**EXERCISE DIRECTIONS**:
Return the number of lines holding "colors", with nothing added.

——

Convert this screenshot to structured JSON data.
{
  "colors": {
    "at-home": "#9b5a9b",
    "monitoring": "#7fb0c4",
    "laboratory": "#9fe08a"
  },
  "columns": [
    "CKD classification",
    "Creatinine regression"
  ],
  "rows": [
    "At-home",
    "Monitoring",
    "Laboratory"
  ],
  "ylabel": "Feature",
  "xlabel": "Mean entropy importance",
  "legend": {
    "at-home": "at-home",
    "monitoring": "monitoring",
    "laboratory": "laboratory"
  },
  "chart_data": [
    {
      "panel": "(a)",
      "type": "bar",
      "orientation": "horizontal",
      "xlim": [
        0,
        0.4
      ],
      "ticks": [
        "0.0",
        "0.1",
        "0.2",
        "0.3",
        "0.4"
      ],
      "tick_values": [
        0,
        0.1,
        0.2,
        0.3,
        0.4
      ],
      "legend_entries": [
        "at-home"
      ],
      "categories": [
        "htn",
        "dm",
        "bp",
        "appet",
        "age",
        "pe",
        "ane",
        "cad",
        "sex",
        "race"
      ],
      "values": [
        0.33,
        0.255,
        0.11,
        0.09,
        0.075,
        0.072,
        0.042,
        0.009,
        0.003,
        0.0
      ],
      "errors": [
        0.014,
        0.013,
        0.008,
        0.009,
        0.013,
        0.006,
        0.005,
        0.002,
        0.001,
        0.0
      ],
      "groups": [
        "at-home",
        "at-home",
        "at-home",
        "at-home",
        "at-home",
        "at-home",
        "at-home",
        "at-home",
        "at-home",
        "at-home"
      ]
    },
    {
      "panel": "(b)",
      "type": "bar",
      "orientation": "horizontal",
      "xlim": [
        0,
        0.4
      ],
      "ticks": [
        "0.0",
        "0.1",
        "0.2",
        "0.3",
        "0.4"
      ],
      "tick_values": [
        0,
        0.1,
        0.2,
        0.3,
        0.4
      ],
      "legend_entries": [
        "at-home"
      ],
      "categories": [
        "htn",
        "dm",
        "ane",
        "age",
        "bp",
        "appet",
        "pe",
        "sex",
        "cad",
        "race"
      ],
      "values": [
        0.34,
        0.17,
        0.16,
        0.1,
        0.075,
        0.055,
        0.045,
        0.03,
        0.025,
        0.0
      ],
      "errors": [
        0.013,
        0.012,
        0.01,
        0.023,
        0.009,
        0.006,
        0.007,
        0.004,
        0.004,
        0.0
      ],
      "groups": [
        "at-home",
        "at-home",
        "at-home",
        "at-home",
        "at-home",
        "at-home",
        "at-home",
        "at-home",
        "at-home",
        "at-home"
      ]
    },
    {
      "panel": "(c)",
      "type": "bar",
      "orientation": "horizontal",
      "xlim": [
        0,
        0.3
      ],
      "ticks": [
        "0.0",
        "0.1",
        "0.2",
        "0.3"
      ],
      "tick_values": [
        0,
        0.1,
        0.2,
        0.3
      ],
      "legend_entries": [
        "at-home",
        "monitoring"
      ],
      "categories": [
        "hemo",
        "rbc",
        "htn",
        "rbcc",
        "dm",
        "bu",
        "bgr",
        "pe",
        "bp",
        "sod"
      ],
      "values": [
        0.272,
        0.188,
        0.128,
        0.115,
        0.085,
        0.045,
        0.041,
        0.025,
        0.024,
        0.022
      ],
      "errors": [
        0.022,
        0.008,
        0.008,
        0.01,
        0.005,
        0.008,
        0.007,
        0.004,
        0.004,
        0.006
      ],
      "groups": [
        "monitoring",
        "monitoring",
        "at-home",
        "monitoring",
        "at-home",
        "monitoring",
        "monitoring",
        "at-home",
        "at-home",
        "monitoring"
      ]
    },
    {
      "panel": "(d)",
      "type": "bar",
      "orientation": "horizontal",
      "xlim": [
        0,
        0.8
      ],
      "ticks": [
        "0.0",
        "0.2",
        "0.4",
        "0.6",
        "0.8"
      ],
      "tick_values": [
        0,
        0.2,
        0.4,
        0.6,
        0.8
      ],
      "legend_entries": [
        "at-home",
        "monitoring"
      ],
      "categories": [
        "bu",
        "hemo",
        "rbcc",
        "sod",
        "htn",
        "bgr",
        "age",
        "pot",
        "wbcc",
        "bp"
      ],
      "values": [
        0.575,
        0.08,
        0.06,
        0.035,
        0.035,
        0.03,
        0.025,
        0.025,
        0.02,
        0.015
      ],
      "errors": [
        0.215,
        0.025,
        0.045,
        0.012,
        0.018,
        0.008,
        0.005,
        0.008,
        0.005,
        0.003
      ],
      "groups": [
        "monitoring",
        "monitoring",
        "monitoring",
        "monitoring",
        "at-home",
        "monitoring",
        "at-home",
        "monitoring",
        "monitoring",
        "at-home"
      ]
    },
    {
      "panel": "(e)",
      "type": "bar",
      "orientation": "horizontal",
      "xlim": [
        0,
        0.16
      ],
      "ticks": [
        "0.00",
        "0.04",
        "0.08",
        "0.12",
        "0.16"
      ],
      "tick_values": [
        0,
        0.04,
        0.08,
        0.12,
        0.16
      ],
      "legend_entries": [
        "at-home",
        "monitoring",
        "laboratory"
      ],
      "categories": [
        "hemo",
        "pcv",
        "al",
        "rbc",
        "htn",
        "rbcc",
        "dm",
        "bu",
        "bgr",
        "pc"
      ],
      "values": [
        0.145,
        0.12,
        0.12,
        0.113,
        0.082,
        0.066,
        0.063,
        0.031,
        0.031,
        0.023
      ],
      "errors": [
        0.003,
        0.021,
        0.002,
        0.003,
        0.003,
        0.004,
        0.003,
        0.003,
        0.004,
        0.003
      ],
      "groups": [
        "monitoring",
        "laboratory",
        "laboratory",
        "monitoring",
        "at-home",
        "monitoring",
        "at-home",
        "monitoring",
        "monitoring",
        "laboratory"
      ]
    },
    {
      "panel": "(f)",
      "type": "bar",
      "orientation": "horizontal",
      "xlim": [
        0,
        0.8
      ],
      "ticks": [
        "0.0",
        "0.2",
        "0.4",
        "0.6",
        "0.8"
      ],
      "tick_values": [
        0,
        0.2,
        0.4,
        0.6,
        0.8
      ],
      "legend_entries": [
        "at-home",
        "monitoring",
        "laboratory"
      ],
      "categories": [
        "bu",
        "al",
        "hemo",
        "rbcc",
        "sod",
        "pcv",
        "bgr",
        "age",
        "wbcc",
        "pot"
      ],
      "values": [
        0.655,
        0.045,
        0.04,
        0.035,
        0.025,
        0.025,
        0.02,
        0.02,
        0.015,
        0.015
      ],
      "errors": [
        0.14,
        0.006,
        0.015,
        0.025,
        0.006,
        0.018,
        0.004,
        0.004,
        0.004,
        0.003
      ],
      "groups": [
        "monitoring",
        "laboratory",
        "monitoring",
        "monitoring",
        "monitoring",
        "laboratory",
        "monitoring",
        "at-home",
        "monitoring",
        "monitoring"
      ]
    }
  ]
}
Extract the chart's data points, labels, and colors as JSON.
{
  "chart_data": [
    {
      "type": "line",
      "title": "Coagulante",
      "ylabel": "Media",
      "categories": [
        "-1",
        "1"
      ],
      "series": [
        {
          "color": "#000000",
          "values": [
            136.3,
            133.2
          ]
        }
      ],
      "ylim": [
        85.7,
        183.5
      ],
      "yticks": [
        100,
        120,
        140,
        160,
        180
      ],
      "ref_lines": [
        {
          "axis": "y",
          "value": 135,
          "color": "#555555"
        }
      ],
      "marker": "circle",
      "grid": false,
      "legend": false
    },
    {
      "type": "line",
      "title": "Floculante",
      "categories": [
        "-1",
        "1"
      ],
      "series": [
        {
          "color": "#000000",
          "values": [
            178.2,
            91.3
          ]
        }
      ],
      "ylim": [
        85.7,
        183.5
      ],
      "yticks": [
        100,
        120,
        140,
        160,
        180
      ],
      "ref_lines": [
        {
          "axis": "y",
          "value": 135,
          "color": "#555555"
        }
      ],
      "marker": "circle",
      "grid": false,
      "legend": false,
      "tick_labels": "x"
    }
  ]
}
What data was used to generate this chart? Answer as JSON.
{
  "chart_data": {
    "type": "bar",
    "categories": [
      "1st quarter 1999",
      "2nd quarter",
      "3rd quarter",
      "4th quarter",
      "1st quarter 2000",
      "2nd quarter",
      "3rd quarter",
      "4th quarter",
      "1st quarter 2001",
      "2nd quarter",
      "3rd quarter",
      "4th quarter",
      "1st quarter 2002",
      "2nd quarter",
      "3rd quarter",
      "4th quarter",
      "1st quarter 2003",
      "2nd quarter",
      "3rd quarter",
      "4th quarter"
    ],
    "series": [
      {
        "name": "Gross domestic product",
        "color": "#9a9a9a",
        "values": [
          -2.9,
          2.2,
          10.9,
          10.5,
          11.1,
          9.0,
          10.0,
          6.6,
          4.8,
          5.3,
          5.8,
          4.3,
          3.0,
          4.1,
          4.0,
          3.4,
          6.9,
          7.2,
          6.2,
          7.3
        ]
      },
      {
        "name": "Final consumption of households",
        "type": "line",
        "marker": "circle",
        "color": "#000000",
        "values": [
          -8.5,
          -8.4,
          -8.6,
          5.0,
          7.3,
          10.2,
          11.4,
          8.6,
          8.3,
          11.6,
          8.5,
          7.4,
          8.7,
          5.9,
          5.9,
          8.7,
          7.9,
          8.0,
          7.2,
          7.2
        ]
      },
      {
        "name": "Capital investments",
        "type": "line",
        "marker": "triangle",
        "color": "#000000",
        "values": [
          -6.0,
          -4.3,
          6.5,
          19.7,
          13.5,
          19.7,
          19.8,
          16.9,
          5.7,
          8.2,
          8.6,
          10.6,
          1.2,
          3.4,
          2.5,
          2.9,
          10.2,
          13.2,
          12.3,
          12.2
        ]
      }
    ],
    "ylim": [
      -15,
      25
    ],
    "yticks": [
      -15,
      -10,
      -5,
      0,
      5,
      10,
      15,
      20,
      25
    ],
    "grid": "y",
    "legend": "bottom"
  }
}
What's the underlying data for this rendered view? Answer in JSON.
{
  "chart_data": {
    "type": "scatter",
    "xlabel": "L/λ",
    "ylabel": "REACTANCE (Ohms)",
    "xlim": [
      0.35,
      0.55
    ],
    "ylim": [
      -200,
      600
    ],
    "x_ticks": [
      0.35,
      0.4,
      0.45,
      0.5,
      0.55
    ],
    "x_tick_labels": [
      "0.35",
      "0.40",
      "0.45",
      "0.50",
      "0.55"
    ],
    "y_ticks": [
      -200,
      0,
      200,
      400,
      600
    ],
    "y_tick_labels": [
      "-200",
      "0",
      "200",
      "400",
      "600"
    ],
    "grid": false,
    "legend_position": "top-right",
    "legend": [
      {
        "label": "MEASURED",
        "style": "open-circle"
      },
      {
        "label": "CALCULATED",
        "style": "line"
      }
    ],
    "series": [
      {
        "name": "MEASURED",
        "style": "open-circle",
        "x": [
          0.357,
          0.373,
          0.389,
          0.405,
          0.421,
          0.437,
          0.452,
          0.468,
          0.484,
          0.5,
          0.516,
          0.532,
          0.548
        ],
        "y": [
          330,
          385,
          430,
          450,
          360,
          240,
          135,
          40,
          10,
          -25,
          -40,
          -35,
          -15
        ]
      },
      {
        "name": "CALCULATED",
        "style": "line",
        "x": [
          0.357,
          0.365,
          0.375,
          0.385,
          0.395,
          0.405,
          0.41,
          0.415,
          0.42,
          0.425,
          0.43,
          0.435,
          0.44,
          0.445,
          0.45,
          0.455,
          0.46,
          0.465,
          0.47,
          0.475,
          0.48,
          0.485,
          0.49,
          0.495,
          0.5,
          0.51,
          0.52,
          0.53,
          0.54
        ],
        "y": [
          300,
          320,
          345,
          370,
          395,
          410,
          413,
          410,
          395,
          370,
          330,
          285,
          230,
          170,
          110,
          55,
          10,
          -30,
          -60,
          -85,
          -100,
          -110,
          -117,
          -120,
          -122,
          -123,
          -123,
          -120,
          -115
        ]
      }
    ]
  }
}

——

**SOLVED EXERCISE**:
2